BRIEF:
Scan the entries below. List each line with "true".

RECORDS FOR THIS TASK:
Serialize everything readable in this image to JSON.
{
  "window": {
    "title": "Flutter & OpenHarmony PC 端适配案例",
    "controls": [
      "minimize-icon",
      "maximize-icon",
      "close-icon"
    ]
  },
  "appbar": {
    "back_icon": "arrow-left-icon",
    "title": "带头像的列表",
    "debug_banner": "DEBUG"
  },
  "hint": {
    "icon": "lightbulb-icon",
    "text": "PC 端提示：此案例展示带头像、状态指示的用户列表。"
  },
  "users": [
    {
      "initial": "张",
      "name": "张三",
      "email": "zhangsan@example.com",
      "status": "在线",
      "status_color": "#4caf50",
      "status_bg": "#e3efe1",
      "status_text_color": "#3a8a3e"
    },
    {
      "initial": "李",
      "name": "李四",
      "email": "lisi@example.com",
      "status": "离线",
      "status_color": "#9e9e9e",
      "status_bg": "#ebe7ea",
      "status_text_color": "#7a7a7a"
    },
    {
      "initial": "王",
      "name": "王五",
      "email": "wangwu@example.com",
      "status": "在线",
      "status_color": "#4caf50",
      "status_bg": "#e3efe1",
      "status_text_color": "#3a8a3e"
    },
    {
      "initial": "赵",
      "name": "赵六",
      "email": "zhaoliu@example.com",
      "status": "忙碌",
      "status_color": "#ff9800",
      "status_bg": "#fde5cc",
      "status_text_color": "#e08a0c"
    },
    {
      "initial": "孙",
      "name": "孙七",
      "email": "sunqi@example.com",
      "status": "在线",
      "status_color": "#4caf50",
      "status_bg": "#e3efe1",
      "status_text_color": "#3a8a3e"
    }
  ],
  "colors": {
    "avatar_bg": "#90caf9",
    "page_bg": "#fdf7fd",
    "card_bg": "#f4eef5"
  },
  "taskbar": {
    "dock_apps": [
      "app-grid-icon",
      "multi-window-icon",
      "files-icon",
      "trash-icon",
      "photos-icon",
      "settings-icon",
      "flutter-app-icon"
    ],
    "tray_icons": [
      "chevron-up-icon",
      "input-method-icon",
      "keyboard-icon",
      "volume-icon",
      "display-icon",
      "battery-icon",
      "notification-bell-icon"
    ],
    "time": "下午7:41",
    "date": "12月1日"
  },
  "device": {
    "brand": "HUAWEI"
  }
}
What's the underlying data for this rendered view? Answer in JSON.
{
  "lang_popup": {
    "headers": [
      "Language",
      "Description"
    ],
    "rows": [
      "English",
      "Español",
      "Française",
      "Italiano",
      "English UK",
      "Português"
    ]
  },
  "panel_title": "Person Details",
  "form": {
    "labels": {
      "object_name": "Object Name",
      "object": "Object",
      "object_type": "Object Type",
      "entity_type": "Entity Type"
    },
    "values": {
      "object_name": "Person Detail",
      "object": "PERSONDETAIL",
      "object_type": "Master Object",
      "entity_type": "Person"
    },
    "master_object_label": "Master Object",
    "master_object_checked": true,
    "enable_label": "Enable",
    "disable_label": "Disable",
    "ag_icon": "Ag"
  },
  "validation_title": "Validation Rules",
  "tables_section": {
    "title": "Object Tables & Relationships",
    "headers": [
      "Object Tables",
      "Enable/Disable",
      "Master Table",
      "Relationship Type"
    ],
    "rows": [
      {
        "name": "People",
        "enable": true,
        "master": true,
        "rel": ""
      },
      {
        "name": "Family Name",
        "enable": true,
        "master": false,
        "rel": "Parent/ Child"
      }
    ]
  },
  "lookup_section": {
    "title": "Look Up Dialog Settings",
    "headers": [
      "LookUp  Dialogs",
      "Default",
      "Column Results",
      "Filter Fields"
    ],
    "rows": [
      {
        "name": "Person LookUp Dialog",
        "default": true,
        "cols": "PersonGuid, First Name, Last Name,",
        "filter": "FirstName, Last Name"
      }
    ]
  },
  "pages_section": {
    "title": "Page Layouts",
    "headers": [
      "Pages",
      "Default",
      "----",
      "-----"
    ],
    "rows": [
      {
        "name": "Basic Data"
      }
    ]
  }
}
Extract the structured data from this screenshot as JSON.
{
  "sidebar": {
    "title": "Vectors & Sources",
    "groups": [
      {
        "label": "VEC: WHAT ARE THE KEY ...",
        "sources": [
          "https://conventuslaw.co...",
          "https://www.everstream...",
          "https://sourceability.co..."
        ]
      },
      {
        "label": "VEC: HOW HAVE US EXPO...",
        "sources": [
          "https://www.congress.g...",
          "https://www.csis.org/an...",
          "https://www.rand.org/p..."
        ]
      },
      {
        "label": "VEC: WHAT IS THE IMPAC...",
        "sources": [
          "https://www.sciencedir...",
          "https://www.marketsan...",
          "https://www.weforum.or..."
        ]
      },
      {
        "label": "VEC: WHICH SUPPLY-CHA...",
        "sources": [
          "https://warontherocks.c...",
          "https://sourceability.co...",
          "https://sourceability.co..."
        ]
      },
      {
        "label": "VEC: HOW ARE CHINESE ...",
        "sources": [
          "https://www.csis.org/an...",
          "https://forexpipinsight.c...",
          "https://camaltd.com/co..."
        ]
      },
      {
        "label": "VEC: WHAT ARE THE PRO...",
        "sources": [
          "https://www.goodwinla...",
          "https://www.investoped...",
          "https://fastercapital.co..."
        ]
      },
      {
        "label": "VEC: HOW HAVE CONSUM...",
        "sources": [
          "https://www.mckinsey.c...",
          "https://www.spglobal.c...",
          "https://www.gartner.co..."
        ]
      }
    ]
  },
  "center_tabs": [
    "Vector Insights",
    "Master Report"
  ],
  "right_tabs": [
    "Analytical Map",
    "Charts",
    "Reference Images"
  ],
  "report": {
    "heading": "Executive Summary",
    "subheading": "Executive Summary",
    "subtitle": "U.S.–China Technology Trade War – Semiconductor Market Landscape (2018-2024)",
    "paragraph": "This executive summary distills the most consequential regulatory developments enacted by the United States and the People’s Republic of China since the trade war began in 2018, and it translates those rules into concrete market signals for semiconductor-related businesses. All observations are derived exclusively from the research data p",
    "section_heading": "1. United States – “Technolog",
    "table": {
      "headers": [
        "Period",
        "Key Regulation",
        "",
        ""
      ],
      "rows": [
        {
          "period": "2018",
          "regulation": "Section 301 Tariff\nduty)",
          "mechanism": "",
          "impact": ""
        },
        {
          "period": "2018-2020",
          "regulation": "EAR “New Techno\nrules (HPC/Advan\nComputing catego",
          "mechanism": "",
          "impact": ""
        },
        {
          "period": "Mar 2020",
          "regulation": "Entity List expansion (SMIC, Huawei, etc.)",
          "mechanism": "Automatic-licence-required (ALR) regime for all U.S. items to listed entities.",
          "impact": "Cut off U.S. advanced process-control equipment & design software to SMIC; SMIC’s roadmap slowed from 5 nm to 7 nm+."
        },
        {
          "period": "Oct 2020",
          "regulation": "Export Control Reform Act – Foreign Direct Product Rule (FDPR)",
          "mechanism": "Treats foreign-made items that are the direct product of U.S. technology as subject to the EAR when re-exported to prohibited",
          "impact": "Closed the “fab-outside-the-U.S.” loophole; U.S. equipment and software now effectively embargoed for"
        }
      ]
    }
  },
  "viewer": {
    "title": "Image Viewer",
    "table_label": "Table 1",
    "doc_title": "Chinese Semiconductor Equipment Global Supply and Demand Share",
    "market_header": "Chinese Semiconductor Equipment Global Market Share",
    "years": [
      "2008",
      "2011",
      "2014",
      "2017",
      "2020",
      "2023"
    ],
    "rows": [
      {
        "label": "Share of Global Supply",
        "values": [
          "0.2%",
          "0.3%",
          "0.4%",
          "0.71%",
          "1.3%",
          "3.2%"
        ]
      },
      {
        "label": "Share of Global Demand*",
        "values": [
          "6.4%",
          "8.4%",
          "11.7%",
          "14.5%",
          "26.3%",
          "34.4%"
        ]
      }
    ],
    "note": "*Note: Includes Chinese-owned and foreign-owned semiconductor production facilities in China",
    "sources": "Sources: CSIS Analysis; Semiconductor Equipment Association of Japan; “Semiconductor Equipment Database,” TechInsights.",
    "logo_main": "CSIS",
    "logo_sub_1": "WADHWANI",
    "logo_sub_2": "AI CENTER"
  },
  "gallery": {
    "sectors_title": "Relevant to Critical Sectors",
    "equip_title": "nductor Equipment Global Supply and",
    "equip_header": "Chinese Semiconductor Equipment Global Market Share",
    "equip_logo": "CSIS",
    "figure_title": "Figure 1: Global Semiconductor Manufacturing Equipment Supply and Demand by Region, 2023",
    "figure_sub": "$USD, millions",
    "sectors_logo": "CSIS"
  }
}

WRITTEN ANSWER:
    "master_object_checked": true,
        "enable": true,
        "master": true,
        "enable": true,
        "default": true,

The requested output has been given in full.